* **BRIEF A**
Return the passage of the Keras augmentation notes from "from sklearn.model_selection import" to "out_df = pd.read_json(in_path)", copied exactly.

# Creation of additional data using Keras ImageDataGenerator

There have been several great Kernels created so far that use Keras to develop convolutional neural networks to classify an image as containing an iceberg or not. I have been using a Keras made cnn, and my work right now focuses on 1. Tweaking the nn setup to optimize predictive ability. 2. Creating more data on which to train the nn.

In this kernel I discuss how I'm going about accomplishing goal number 2. This is an easy job using Keras, but the task at hand has a little catch. Keras ImageDataGenerator() is designed to take 1, 3, or 4 channels of data... but here we have two input channels. In order to solve this problem, I first add an additional dummy channel to the input data, and then when the data is generated I pull the dummy channel off and go about my nn training.


The first section here I draw from 'Exploring the Icebergs with skimage and Keras' by Kevin Mader for the read-in and train/test split. (You can pair the new data you make with that Kernel's cnn for some pretty good results!)

In [None]:
import pandas as pd
import numpy as np


from sklearn.model_selection import train_test_split
from keras.utils.np_utils import to_categorical


In [None]:
# load function from: https://www.kaggle.com/kmader/exploring-the-icebergs-with-skimage-and-keras
# b/c I didn't want to reinvent the wheel
def load_and_format(in_path):
	""" take the input data in .json format and return a df with the data and an np.array for the pictures """
	out_df = pd.read_json(in_path)
	out_images = out_df.apply(lambda c_row: [np.stack([c_row['band_1'],c_row['band_2']], -1).reshape((75,75,2))],1)

Data records
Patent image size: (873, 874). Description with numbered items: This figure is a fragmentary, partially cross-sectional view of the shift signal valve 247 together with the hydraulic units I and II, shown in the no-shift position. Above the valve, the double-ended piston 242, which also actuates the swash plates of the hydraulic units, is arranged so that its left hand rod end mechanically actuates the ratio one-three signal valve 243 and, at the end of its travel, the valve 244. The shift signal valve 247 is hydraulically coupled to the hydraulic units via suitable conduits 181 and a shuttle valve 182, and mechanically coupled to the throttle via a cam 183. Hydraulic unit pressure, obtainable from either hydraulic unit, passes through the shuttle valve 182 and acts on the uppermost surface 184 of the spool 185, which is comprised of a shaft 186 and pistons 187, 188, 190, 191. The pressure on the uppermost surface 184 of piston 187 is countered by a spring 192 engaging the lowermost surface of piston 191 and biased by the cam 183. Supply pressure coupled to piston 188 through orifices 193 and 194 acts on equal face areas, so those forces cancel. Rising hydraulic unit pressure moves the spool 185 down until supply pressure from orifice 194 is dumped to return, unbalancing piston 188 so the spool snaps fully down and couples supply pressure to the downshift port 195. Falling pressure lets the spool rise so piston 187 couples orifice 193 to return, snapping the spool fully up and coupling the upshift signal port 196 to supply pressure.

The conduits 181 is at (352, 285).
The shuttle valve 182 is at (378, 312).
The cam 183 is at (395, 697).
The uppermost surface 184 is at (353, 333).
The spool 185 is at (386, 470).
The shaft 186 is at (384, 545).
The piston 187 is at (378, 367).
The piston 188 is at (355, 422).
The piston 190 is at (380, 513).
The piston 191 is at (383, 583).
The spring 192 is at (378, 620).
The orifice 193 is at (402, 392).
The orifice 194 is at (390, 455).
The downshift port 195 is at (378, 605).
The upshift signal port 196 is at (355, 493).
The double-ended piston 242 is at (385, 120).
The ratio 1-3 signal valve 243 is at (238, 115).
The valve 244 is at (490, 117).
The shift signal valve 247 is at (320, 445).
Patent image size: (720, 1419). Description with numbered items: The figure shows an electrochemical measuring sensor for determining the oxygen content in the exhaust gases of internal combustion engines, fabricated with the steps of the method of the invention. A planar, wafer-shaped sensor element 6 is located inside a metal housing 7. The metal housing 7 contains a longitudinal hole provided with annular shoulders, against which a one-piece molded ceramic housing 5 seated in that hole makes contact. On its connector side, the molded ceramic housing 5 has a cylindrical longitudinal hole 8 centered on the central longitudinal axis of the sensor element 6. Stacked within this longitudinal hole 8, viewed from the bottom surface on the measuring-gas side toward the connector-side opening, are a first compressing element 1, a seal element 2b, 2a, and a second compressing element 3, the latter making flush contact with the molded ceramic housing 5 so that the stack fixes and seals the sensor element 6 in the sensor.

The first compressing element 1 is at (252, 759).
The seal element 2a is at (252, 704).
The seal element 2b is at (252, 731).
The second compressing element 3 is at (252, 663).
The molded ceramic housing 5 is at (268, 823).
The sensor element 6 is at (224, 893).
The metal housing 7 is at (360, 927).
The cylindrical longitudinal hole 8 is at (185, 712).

* **BRIEF B**
Select each line of the records containing the word "first", matching case.

* **TASK ANSWER A**
from sklearn.model_selection import train_test_split
from keras.utils.np_utils import to_categorical


In [None]:
# load function from: https://www.kaggle.com/kmader/exploring-the-icebergs-with-skimage-and-keras
# b/c I didn't want to reinvent the wheel
def load_and_format(in_path):
	""" take the input data in .json format and return a df with the data and an np.array for the pictures """
	out_df = pd.read_json(in_path)

* **TASK ANSWER B**
Patent image size: (720, 1419). Description with numbered items: The figure shows an electrochemical measuring sensor for determining the oxygen content in the exhaust gases of internal combustion engines, fabricated with the steps of the method of the invention. A planar, wafer-shaped sensor element 6 is located inside a metal housing 7. The metal housing 7 contains a longitudinal hole provided with annular shoulders, against which a one-piece molded ceramic housing 5 seated in that hole makes contact. On its connector side, the molded ceramic housing 5 has a cylindrical longitudinal hole 8 centered on the central longitudinal axis of the sensor element 6. Stacked within this longitudinal hole 8, viewed from the bottom surface on the measuring-gas side toward the connector-side opening, are a first compressing element 1, a seal element 2b, 2a, and a second compressing element 3, the latter making flush contact with the molded ceramic housing 5 so that the stack fixes and seals the sensor element 6 in the sensor.
The first compressing element 1 is at (252, 759).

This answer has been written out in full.